Your task
Reproduce every line of the material below verbatim, omitting the picture.

Source records

· · · ·

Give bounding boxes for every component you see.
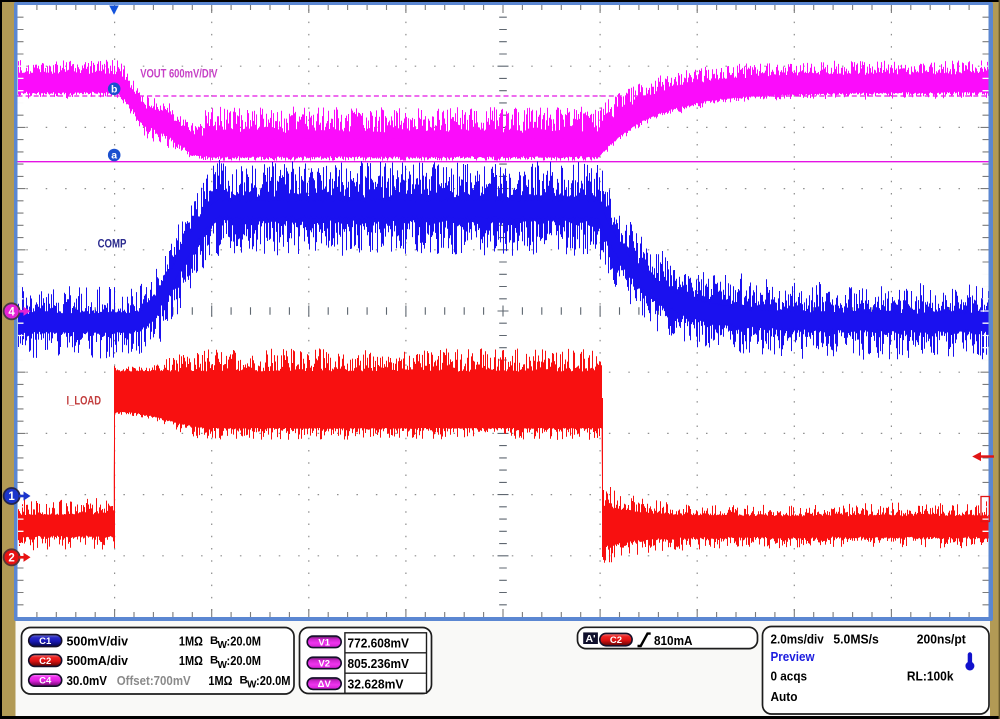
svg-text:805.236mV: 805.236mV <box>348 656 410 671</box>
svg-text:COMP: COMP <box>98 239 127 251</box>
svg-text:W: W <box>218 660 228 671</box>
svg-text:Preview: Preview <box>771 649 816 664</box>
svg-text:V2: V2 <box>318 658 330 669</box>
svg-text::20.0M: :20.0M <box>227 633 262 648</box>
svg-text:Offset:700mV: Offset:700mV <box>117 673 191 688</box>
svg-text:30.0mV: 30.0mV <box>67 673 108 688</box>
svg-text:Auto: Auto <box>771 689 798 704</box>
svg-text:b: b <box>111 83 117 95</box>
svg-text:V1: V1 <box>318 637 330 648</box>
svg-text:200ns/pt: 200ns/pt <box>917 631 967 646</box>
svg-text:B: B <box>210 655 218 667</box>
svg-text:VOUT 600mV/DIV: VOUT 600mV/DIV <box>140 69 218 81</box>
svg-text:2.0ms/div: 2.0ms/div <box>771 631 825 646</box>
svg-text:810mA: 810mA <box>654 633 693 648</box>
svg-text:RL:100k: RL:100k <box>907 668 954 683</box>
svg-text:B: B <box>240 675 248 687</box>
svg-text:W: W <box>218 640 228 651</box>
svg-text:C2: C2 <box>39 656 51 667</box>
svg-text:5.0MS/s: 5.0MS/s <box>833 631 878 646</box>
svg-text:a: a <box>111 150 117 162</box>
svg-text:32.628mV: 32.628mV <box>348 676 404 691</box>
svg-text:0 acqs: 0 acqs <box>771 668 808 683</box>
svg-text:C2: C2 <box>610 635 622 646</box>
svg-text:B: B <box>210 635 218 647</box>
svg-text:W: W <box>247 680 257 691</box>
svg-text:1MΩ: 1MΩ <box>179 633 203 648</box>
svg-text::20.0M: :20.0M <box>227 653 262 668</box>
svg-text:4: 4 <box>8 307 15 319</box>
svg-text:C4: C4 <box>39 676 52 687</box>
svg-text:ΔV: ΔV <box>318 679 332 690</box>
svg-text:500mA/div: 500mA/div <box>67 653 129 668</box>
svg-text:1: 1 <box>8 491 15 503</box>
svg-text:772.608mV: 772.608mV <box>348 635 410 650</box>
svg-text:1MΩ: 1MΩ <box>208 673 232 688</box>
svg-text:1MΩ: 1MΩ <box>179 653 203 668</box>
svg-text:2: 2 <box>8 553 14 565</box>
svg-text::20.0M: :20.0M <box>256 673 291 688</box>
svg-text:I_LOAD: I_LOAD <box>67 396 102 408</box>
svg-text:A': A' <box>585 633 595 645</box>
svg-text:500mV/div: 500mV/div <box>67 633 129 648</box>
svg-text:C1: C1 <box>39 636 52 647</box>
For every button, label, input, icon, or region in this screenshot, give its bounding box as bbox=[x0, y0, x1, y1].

· · · ·

The result
Give bounding boxes for every component you see.
svg-text:805.236mV: 805.236mV <box>348 656 410 671</box>
svg-text:COMP: COMP <box>98 239 127 251</box>
svg-text:W: W <box>218 660 228 671</box>
svg-text:Preview: Preview <box>771 649 816 664</box>
svg-text:V2: V2 <box>318 658 330 669</box>
svg-text::20.0M: :20.0M <box>227 633 262 648</box>
svg-text:Offset:700mV: Offset:700mV <box>117 673 191 688</box>
svg-text:30.0mV: 30.0mV <box>67 673 108 688</box>
svg-text:Auto: Auto <box>771 689 798 704</box>
svg-text:b: b <box>111 83 117 95</box>
svg-text:V1: V1 <box>318 637 330 648</box>
svg-text:200ns/pt: 200ns/pt <box>917 631 967 646</box>
svg-text:B: B <box>210 655 218 667</box>
svg-text:VOUT 600mV/DIV: VOUT 600mV/DIV <box>140 69 218 81</box>
svg-text:2.0ms/div: 2.0ms/div <box>771 631 825 646</box>
svg-text:810mA: 810mA <box>654 633 693 648</box>
svg-text:RL:100k: RL:100k <box>907 668 954 683</box>
svg-text:B: B <box>240 675 248 687</box>
svg-text:W: W <box>218 640 228 651</box>
svg-text:C2: C2 <box>39 656 51 667</box>
svg-text:5.0MS/s: 5.0MS/s <box>833 631 878 646</box>
svg-text:a: a <box>111 150 117 162</box>
svg-text:32.628mV: 32.628mV <box>348 676 404 691</box>
svg-text:0 acqs: 0 acqs <box>771 668 808 683</box>
svg-text:C2: C2 <box>610 635 622 646</box>
svg-text:B: B <box>210 635 218 647</box>
svg-text:W: W <box>247 680 257 691</box>
svg-text:1MΩ: 1MΩ <box>179 633 203 648</box>
svg-text::20.0M: :20.0M <box>227 653 262 668</box>
svg-text:4: 4 <box>8 307 15 319</box>
svg-text:C4: C4 <box>39 676 52 687</box>
svg-text:ΔV: ΔV <box>318 679 332 690</box>
svg-text:500mA/div: 500mA/div <box>67 653 129 668</box>
svg-text:1: 1 <box>8 491 15 503</box>
svg-text:772.608mV: 772.608mV <box>348 635 410 650</box>
svg-text:1MΩ: 1MΩ <box>208 673 232 688</box>
svg-text:1MΩ: 1MΩ <box>179 653 203 668</box>
svg-text:2: 2 <box>8 553 14 565</box>
svg-text::20.0M: :20.0M <box>256 673 291 688</box>
svg-text:I_LOAD: I_LOAD <box>67 396 102 408</box>
svg-text:A': A' <box>585 633 595 645</box>
svg-text:500mV/div: 500mV/div <box>67 633 129 648</box>
svg-text:C1: C1 <box>39 636 52 647</box>
For every button, label, input, icon, or region in this screenshot, give its bounding box as bbox=[x0, y0, x1, y1].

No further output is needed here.